* _Task directions_
Return the following text about Latino evangelicals without any changes.

* _Given passage_
====

Evangelicals

Podcast: Latino evangelicals feel 'politically homeless'? They are not alone

The big idea for this week’s “Crossroads” podcast (click here to tune that in) was pretty simple: A reporter from an elite newsroom talked to some Latino evangelicals and discovered that they think their lives are defined just as much, or more, by the fact that they are evangelicals as by being Latinos.

The hook for this discussion was my recent post with this headline: “New York Times listens to Latino evangelicals: 'Politically homeless' voters pushed toward Trump.” This Times piece was quite remarkable, in that it took the religious content seriously. Hold that thought, because we will come back to it.

Political-desk reporters have long realized that Latino Americans are a crucial bloc of swing voters and have tended to see them as a growing piece of the “Catholic vote” puzzle. Of course, Latino Catholics who frequently go to Mass have consistently different political priorities than those who have, for all practical purposes, left the sacramental life of the church.

====

* _Dataset excerpts_
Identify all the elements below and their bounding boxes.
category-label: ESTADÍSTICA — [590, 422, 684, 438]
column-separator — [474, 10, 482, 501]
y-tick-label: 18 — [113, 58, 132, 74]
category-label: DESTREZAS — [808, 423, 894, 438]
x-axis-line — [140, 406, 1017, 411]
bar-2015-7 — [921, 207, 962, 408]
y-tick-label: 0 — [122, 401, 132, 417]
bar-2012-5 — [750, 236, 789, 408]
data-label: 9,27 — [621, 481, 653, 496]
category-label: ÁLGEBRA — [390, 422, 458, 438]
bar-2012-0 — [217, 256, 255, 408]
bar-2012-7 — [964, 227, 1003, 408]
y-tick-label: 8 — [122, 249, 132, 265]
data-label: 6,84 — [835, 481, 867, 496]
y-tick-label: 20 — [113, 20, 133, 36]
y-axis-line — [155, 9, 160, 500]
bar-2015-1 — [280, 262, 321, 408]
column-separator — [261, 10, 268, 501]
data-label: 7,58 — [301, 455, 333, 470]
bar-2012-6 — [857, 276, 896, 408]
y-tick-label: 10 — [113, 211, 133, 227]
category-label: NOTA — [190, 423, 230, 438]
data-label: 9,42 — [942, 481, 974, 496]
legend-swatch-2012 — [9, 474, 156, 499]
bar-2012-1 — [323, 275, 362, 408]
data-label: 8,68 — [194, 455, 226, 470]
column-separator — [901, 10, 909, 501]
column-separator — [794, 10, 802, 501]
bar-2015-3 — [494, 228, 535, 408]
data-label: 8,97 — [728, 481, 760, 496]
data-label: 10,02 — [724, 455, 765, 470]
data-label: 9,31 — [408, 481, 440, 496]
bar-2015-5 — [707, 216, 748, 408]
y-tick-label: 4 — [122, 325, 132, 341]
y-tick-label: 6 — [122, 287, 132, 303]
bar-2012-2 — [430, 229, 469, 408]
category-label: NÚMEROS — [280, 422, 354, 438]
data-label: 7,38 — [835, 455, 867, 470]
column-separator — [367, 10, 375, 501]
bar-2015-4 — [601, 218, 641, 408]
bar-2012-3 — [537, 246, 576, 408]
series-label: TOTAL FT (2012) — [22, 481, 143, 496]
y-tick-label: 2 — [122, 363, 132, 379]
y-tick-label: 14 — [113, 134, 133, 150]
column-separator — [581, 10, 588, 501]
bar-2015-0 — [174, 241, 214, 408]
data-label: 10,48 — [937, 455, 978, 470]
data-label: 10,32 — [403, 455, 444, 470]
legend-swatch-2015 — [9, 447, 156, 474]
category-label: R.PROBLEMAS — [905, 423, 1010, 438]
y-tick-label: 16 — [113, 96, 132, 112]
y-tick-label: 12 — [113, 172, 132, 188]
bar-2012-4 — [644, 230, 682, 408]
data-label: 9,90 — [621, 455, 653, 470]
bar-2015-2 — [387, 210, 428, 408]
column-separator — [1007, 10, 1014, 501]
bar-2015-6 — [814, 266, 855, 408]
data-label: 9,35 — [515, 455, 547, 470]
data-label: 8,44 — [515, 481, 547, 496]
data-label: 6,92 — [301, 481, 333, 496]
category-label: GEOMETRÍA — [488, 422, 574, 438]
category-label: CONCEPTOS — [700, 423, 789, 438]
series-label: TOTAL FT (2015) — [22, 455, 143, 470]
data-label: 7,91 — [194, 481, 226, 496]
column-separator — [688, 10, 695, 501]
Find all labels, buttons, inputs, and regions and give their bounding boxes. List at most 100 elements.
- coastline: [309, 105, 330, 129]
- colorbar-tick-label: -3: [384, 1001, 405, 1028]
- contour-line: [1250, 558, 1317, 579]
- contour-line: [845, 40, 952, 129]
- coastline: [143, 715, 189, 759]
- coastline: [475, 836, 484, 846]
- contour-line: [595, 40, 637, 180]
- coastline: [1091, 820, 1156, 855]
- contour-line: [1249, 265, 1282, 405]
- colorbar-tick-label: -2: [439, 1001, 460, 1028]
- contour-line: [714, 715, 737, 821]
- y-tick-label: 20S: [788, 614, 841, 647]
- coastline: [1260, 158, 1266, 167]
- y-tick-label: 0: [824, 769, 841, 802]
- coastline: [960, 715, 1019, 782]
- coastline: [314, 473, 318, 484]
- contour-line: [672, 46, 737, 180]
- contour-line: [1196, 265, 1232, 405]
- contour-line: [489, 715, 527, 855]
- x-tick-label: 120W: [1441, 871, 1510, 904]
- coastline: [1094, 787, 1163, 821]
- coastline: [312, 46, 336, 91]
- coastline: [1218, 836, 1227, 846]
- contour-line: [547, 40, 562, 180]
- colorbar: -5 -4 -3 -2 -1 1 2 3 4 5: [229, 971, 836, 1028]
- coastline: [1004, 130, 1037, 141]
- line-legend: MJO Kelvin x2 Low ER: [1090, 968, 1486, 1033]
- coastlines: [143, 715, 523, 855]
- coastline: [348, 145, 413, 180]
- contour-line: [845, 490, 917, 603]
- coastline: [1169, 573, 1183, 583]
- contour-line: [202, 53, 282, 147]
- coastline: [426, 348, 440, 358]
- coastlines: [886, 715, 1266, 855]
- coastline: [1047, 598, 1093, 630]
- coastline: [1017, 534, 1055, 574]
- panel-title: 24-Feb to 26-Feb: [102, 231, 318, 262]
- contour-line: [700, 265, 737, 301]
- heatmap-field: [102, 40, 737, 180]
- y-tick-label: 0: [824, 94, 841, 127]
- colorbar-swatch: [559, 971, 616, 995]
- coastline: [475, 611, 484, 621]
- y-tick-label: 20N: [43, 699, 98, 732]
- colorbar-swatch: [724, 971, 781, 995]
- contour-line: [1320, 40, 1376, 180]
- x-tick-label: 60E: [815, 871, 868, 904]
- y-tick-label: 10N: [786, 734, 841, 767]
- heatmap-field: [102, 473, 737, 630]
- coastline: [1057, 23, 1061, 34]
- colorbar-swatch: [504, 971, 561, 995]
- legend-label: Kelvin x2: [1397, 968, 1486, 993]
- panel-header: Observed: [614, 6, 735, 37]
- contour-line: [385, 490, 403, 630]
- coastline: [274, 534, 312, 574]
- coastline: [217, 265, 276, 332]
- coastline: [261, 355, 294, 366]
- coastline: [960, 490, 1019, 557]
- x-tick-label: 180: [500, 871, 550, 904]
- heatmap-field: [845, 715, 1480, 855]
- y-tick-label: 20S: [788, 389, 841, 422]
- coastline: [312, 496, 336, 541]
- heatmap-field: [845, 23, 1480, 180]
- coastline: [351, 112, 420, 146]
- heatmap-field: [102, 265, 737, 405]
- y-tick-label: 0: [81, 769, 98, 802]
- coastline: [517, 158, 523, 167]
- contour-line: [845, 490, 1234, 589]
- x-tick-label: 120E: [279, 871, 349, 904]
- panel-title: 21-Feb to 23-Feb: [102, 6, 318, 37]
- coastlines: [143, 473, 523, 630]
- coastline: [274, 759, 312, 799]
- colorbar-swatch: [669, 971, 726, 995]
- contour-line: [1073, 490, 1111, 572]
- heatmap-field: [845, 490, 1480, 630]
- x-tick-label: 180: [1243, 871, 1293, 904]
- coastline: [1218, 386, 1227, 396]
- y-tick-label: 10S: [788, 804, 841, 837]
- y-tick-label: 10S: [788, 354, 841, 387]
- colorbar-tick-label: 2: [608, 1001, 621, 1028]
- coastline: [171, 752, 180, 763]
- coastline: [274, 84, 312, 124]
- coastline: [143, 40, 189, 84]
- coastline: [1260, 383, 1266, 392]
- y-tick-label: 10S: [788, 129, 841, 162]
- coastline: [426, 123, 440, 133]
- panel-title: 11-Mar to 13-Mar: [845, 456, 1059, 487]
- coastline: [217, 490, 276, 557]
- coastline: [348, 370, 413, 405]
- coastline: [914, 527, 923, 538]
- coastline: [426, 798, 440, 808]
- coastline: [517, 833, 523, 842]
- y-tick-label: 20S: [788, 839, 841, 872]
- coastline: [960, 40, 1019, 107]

====

* _Solution to the problem_
Evangelicals

Podcast: Latino evangelicals feel 'politically homeless'? They are not alone

The big idea for this week’s “Crossroads” podcast (click here to tune that in) was pretty simple: A reporter from an elite newsroom talked to some Latino evangelicals and discovered that they think their lives are defined just as much, or more, by the fact that they are evangelicals as by being Latinos.

The hook for this discussion was my recent post with this headline: “New York Times listens to Latino evangelicals: 'Politically homeless' voters pushed toward Trump.” This Times piece was quite remarkable, in that it took the religious content seriously. Hold that thought, because we will come back to it.

Political-desk reporters have long realized that Latino Americans are a crucial bloc of swing voters and have tended to see them as a growing piece of the “Catholic vote” puzzle. Of course, Latino Catholics who frequently go to Mass have consistently different political priorities than those who have, for all practical purposes, left the sacramental life of the church.